WHAT YOU HAVE TO DO:
Copy out lines with the word "الغسل" from the material that follows.

RECORDS:

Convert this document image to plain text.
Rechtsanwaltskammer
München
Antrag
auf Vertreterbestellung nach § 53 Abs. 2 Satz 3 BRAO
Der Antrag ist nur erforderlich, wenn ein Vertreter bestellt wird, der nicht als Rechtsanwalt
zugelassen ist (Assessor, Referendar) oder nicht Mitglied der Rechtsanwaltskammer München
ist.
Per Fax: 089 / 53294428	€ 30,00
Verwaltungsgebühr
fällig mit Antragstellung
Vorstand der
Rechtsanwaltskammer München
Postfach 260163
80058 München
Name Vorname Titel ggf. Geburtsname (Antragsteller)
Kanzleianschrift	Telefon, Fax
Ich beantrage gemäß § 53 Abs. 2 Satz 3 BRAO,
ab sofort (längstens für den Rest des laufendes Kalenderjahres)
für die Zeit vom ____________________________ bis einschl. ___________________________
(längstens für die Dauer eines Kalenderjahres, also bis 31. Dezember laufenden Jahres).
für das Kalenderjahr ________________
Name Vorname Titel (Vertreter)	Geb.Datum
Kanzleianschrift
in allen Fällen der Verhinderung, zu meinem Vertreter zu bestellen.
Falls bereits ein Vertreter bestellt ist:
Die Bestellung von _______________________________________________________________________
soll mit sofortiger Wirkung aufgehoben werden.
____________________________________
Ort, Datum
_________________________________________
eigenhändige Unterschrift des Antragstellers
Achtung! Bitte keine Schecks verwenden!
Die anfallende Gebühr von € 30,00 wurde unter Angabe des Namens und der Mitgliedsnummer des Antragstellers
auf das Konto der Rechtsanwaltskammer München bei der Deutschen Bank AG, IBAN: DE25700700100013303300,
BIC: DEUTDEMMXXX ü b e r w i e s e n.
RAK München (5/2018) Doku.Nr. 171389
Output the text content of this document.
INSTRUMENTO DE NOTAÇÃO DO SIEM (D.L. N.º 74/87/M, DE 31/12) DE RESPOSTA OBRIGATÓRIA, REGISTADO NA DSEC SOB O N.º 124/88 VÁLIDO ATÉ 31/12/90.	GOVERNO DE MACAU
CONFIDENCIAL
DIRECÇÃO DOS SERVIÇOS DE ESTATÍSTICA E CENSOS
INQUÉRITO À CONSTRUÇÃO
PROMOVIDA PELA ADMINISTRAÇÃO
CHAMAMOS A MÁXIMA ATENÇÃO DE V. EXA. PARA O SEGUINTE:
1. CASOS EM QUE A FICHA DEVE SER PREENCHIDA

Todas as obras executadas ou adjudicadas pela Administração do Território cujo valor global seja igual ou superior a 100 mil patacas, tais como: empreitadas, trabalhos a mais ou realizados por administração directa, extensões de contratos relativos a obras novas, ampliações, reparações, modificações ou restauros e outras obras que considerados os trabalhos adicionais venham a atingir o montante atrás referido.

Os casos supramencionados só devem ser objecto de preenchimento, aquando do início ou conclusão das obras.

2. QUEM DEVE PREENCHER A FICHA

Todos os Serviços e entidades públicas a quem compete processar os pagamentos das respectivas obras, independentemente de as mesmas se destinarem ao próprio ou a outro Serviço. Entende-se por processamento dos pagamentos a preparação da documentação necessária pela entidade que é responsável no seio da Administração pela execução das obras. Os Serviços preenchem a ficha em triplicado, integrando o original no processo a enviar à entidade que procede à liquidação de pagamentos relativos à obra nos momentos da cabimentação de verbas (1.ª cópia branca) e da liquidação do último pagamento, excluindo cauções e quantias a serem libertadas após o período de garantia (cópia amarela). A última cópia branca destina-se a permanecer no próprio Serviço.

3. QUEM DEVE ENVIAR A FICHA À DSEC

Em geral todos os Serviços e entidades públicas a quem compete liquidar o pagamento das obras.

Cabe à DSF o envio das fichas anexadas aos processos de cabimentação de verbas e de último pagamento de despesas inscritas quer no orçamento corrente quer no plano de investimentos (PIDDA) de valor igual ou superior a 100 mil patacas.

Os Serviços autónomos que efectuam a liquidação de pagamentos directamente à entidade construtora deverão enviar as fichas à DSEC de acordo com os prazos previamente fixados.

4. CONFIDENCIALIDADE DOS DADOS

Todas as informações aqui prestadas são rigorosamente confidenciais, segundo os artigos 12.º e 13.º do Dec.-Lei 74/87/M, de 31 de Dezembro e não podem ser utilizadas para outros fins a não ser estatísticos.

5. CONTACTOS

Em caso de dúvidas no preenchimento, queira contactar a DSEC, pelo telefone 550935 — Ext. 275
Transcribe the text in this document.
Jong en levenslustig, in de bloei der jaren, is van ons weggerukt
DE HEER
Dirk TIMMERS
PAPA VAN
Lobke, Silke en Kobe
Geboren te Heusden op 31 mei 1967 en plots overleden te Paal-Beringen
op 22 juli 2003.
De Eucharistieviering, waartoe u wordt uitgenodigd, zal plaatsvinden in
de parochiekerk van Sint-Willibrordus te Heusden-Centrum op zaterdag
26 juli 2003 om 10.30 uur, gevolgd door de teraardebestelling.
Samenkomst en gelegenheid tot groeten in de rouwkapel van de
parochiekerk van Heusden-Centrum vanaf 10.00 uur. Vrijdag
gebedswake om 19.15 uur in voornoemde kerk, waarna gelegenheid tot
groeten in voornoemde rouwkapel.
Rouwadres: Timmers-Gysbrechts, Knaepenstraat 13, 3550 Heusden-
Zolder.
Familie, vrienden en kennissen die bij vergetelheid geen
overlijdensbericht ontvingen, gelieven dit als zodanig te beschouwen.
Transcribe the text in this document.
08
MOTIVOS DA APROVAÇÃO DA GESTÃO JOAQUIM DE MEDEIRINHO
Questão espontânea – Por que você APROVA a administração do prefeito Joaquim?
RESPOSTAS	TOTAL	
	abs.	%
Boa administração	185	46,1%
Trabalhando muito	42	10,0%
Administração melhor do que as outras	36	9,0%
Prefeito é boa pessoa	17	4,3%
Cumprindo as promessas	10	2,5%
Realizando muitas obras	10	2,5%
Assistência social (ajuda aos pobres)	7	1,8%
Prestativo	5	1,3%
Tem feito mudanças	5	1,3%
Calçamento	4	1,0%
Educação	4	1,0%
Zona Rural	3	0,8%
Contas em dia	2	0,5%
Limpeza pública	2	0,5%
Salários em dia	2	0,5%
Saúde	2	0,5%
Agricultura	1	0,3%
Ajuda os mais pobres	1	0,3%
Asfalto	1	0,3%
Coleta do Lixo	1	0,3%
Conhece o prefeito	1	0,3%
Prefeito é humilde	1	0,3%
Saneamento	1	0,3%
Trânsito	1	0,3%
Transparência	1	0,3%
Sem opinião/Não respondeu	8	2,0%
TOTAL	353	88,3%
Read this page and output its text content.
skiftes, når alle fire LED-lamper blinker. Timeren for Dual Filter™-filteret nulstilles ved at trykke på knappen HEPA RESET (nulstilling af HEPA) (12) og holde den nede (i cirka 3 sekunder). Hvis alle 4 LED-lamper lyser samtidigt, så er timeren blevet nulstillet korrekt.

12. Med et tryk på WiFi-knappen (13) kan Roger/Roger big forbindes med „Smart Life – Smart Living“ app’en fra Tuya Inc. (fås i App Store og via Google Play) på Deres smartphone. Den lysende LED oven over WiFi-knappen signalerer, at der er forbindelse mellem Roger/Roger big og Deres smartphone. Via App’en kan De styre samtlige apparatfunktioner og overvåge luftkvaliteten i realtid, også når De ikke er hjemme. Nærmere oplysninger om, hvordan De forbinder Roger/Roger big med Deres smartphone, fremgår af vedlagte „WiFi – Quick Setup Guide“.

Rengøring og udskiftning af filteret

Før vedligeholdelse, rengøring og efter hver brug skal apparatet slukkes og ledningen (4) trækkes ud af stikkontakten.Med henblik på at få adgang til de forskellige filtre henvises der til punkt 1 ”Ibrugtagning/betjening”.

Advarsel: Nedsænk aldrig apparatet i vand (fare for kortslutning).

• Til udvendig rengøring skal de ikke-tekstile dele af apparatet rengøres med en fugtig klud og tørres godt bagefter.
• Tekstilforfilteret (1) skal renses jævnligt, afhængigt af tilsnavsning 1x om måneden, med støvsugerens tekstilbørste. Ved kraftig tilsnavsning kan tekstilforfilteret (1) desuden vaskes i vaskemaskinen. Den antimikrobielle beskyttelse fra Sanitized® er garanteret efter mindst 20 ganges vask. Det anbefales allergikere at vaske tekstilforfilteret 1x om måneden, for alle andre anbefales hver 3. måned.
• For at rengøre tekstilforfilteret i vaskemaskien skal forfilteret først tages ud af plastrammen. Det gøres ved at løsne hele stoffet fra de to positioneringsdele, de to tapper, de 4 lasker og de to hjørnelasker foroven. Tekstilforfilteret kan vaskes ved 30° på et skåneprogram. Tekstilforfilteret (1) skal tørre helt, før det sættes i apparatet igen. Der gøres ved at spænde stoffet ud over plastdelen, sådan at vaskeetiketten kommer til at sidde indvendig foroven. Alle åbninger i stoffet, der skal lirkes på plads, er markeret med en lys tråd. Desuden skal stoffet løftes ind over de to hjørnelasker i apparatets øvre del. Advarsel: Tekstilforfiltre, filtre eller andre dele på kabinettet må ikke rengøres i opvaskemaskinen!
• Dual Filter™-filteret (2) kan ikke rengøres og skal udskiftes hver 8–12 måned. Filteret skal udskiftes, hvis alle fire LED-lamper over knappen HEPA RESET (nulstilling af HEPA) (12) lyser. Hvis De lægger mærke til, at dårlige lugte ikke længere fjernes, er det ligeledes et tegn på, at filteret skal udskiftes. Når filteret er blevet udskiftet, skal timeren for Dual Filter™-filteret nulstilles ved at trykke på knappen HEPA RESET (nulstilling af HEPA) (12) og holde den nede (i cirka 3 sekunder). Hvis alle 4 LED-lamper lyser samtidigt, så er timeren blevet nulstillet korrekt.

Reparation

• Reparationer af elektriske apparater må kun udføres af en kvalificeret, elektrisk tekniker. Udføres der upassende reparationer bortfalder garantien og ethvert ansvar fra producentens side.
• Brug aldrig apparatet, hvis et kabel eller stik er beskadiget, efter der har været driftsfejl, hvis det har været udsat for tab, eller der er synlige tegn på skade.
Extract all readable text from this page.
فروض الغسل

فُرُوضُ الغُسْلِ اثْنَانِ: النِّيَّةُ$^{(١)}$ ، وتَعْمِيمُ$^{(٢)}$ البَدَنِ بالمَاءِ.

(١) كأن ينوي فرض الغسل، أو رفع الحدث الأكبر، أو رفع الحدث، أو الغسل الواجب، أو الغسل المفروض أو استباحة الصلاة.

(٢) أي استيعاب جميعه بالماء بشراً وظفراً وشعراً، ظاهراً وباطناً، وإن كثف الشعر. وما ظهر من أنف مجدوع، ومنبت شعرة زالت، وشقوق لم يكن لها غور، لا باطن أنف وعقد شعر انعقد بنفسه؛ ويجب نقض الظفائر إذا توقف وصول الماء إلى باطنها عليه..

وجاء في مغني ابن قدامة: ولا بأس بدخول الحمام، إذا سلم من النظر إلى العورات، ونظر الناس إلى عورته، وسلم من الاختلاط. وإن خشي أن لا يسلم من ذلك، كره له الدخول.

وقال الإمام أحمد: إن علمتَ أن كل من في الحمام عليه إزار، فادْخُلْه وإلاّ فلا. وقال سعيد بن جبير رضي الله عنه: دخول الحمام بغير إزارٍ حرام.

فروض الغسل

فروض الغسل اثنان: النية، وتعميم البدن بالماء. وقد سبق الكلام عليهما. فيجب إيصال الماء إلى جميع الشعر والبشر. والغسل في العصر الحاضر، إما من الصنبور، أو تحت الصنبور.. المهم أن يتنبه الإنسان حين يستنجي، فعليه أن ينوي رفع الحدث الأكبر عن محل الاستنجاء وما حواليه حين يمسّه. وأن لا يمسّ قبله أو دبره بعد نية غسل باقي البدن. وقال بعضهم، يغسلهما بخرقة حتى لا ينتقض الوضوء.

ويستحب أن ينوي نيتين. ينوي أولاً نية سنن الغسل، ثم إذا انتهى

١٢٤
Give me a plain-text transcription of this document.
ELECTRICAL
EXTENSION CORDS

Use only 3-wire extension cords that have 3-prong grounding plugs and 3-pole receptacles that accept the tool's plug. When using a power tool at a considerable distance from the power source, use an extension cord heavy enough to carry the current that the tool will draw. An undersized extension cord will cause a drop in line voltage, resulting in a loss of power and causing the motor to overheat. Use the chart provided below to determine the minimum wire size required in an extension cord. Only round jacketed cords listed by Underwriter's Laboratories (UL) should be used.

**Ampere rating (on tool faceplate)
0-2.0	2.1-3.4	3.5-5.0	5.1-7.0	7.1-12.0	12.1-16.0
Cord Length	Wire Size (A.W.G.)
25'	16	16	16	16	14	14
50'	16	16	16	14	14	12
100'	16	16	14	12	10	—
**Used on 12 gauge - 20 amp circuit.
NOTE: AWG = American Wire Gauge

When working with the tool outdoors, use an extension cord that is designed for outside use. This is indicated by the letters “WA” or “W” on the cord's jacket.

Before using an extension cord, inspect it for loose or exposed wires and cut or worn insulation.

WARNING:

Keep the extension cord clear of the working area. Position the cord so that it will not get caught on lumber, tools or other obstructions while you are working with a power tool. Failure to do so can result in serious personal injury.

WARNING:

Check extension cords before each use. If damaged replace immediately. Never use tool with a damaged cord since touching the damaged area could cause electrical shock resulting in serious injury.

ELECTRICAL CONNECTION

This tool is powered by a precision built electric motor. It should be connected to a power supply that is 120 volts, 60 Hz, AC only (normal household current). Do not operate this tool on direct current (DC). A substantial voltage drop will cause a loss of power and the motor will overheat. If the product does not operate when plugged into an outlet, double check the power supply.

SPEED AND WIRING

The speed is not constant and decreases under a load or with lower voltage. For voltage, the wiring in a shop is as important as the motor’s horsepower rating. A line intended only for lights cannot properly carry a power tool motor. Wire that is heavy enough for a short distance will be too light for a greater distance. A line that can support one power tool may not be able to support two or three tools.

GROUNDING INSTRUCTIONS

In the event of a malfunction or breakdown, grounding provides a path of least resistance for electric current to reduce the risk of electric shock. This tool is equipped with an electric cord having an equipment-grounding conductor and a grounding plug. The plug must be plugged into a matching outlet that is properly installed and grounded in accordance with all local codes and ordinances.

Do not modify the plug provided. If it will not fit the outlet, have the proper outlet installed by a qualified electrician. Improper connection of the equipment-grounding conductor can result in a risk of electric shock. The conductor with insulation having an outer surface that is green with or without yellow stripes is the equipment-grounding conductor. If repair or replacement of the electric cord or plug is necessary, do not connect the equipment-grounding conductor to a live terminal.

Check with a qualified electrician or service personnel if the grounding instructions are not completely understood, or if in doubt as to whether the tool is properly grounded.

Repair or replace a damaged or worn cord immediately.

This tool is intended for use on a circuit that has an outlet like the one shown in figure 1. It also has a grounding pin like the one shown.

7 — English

REPLY TO THE EXERCISE:
فروض الغسل
(١) كأن ينوي فرض الغسل، أو رفع الحدث الأكبر، أو رفع الحدث، أو الغسل الواجب، أو الغسل المفروض أو استباحة الصلاة.
فروض الغسل
فروض الغسل اثنان: النية، وتعميم البدن بالماء. وقد سبق الكلام عليهما. فيجب إيصال الماء إلى جميع الشعر والبشر. والغسل في العصر الحاضر، إما من الصنبور، أو تحت الصنبور.. المهم أن يتنبه الإنسان حين يستنجي، فعليه أن ينوي رفع الحدث الأكبر عن محل الاستنجاء وما حواليه حين يمسّه. وأن لا يمسّ قبله أو دبره بعد نية غسل باقي البدن. وقال بعضهم، يغسلهما بخرقة حتى لا ينتقض الوضوء.
ويستحب أن ينوي نيتين. ينوي أولاً نية سنن الغسل، ثم إذا انتهى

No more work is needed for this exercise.